Start of PAGE EXTRACT
Managing the Perfect Storm of Irrepressible Electric Expenditures
The no-tech chalk board, fundamental to classroom instruction since the early 1800s, was the principal means of presenting the same information to the entire class until the introduction of the white board, still no-tech, in the 1980s. However, along with the rest of the nation’s schools, APS’ leap from no-tech classroom boards to the nearly all-tech classrooms of today has come with a hefty price tag. Computers were first being introduced as teaching tools at APS schools in 1988 and have multiplied in quantity many times over since, along with their accoutrements. Interactive smart boards replaced the white board in 2011 and the even higher energy using Promethean board’s introduction in the last few years coupled with all the related computer technology requires using ever more expensive electricity. The District is navigating through the perfect storm caused by the introduction of technology that necessitates not
only more electrical power to operate but also better “conditioned” air for optimal performance. Desktop computers, laptops, high tech printers, autocad systems, copy machines, and smart Promethean boards, cameras, and projectors – the list is exhaustive – all depend on controlled refrigerated air which is many times more expensive than the evaporative coolers of yesteryear.
The storm only rages on due to the fragility of the electric industry mentioned earlier in this Report caused by the shutting down of coal-fired plants (two dozen across the nation); reductions in nuclear power; a growing shift to more expensive yet renewable energy; and natural gas pipeline constraints. Fortunately, as New Mexico’s electric industry is regulated, the storm is tempered compared to other regions, yet is predicted to endure.
So though the storm can’t be tamed, navigating through it can be managed. M&O is utilizing monitoring technology in identifying high-use systems and trimming use and cost. The District’s highest 20 electric use sites are currently the focus where monitoring technology is isolating which circuit or appliance within the campus is unnecessarily draining energy so the problem can be fixed. Once the diagnosis has been completed at one school, the diagnostic “boxes” are moved to the next school. (See more regarding WECC developments in Energy Conservation section on page 31.)
Lower demand charges spikes
The District is working mightily to reduce the costly demand charges applied by PNM. As discussed in the electric forensic pilot program section on page 34, APS’ partnership with EnerNOC in monitoring electric use and more importantly making adjustments to systems, such as starting systems up slower and/ or earlier in moderating electric use during the costliest peak demand hours. It’s more simply stated than done as a chilly classroom in January is not favorable to learning.
End of PAGE EXTRACT
* [HOW TO COMPLETE THIS TASK]: Reproduce the section on school electricity costs starting at the words "Lower demand charges" and ending after "favorable to learning.", replacing "January" with "February".
Start of PROVIDED INFORMATION
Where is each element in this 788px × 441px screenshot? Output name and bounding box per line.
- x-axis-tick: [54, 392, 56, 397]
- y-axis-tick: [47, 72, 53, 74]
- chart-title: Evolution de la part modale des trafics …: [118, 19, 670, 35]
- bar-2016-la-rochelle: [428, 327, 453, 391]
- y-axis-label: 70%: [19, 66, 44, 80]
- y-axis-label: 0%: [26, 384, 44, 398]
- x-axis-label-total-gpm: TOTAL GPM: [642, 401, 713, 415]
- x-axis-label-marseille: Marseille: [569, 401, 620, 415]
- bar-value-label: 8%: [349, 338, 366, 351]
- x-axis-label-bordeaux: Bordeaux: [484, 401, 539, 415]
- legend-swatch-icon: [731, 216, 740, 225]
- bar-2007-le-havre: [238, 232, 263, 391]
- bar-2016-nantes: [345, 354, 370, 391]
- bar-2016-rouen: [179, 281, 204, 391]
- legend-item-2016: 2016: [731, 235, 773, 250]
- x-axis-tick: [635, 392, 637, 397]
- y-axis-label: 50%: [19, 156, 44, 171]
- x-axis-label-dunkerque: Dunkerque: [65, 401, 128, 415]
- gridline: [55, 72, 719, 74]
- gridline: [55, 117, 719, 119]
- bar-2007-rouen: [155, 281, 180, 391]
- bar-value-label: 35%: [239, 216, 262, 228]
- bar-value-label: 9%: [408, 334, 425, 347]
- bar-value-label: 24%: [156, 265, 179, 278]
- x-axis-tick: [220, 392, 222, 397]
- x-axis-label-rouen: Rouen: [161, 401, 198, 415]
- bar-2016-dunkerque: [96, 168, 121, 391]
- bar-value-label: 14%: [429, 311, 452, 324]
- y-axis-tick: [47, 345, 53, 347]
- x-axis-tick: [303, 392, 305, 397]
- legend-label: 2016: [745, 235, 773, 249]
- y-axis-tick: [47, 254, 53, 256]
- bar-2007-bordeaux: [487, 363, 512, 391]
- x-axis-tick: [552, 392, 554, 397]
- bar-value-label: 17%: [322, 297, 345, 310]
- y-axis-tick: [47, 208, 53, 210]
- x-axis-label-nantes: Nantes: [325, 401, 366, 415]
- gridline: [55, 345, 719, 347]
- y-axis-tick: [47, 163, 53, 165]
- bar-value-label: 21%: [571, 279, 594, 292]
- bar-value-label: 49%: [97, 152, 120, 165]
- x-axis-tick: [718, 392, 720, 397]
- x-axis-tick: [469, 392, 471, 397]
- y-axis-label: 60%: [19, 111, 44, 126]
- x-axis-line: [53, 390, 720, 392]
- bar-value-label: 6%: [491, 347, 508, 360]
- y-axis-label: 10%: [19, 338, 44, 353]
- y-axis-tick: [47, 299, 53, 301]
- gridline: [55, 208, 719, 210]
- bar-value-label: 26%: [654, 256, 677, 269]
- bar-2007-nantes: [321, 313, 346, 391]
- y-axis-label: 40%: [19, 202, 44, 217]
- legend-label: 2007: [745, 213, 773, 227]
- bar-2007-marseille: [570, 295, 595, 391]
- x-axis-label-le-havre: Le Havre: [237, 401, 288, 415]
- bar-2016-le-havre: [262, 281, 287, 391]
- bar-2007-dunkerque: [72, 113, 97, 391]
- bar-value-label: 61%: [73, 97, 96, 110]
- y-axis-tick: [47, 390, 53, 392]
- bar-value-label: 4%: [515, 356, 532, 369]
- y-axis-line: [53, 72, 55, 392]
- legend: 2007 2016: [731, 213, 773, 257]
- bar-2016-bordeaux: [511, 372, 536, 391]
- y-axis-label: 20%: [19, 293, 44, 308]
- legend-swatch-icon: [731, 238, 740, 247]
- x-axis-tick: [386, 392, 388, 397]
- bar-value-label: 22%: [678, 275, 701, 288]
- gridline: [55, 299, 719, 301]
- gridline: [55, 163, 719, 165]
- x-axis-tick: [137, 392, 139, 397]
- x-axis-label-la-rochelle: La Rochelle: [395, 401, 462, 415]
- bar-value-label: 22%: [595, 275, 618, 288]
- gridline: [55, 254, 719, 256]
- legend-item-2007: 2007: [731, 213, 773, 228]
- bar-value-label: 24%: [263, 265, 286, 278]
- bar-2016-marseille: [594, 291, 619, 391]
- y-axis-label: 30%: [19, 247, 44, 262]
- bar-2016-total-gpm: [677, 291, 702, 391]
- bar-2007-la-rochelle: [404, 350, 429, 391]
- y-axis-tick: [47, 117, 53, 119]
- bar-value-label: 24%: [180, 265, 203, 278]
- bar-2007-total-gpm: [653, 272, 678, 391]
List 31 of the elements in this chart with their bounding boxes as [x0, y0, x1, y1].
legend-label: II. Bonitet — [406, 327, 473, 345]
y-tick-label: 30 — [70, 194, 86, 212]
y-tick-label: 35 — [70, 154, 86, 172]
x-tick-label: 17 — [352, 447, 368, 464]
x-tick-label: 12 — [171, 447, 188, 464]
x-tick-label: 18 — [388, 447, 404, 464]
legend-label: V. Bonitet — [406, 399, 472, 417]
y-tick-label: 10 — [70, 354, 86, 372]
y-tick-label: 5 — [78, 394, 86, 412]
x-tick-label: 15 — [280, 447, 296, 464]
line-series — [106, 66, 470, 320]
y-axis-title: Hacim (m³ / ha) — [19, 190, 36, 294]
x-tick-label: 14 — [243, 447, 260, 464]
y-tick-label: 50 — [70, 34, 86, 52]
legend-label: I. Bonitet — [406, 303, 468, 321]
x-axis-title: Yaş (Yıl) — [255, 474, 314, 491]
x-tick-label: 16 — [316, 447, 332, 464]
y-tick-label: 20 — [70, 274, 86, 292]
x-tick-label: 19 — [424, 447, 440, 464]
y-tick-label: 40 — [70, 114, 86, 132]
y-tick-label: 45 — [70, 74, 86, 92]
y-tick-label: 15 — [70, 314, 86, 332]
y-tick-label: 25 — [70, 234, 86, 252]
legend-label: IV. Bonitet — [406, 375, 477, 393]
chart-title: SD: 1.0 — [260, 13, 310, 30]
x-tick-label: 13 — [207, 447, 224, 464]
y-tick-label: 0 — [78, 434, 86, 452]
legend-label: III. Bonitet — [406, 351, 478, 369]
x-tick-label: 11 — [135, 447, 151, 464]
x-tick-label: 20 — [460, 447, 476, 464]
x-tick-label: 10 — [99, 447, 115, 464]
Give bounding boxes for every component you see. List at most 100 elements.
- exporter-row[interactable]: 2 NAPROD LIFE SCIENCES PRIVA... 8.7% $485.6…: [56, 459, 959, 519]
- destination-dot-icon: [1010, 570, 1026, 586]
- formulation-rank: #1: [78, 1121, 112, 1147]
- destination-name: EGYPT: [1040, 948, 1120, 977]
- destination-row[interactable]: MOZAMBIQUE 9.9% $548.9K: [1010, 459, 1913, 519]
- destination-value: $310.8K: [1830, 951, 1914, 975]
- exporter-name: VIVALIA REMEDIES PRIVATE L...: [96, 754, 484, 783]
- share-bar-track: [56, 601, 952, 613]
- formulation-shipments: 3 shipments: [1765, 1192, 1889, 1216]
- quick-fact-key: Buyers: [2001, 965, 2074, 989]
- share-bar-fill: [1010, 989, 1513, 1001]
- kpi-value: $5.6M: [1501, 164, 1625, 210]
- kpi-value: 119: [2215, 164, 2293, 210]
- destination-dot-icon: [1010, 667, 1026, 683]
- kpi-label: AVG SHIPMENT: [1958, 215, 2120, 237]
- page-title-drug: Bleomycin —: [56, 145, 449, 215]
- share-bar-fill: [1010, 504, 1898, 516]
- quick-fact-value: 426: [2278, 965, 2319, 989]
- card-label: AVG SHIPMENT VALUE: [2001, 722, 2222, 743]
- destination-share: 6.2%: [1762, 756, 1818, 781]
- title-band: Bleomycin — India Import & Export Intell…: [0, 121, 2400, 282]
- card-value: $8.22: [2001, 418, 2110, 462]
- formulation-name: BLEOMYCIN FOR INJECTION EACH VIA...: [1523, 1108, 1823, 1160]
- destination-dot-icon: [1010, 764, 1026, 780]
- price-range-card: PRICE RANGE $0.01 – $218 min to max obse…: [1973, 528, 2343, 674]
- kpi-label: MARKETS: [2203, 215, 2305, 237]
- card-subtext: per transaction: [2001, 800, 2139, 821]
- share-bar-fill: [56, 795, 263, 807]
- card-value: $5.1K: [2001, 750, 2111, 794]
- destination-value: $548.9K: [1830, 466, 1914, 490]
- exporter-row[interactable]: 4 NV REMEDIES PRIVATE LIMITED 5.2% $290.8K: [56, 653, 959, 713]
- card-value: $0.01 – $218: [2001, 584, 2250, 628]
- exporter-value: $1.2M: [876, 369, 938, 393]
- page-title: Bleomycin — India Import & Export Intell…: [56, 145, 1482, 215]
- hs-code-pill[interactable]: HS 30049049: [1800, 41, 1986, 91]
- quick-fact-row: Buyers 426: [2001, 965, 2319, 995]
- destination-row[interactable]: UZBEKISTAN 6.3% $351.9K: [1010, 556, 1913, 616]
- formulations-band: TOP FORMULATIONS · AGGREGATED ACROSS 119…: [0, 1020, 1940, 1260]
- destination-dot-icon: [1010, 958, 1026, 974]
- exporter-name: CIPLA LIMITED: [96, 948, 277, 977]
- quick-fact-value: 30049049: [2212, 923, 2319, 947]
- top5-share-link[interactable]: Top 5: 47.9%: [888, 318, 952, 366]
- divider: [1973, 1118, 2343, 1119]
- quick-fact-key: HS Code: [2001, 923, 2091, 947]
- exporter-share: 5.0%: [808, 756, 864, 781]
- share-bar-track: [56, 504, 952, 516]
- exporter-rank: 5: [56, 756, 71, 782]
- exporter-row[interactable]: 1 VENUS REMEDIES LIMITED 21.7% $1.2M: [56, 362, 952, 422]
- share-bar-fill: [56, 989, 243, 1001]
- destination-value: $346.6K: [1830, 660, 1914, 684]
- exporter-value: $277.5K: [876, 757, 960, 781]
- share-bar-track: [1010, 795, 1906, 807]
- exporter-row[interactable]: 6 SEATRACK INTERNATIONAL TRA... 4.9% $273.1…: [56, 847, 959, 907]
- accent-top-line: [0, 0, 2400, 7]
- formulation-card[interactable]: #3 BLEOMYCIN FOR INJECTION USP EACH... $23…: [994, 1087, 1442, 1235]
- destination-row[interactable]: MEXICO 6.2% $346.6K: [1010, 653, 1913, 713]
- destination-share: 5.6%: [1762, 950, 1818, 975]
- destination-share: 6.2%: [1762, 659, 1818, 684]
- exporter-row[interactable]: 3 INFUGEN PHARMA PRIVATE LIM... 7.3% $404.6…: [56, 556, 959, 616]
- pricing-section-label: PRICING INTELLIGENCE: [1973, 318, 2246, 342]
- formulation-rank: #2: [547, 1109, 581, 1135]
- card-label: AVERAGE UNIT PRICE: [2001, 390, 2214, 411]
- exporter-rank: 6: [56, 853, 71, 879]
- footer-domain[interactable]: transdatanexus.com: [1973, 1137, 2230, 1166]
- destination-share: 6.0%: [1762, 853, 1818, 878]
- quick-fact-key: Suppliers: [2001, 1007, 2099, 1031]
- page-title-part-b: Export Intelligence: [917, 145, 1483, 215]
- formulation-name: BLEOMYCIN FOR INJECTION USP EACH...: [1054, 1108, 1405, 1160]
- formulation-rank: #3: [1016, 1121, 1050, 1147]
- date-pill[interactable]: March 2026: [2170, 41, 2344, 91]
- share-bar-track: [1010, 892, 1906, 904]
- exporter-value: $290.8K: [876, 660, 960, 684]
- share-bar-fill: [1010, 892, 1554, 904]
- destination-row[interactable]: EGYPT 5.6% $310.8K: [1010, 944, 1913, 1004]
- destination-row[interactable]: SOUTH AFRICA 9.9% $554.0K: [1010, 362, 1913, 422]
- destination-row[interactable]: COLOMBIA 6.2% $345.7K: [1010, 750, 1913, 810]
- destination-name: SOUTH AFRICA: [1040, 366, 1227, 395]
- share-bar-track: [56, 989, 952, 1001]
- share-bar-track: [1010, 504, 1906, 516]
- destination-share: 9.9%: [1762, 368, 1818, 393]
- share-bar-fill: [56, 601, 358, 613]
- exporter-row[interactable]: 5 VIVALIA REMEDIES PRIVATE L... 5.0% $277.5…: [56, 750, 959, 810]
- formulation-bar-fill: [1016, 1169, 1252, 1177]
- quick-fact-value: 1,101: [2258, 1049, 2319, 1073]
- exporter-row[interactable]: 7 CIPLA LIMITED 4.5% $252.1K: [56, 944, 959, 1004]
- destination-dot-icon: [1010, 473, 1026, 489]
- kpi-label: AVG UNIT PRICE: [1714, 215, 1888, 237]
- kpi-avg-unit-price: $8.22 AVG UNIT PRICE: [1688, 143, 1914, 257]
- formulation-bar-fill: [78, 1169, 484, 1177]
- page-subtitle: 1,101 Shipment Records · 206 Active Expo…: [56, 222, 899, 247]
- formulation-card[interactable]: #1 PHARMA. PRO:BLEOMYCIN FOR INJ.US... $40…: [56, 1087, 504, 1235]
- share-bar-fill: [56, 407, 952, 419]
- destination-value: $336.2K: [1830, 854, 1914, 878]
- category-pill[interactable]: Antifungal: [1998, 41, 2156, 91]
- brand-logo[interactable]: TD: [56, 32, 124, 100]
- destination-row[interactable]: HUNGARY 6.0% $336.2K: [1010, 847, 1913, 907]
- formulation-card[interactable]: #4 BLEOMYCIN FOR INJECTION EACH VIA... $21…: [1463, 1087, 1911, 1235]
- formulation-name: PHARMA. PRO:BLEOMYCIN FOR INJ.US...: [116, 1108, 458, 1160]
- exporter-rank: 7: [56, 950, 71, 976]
End of PROVIDED INFORMATION
* [EXERCISE RESULT]:
Lower demand charges spikes
The District is working mightily to reduce the costly demand charges applied by PNM. As discussed in the electric forensic pilot program section on page 34, APS’ partnership with EnerNOC in monitoring electric use and more importantly making adjustments to systems, such as starting systems up slower and/ or earlier in moderating electric use during the costliest peak demand hours. It’s more simply stated than done as a chilly classroom in February is not favorable to learning.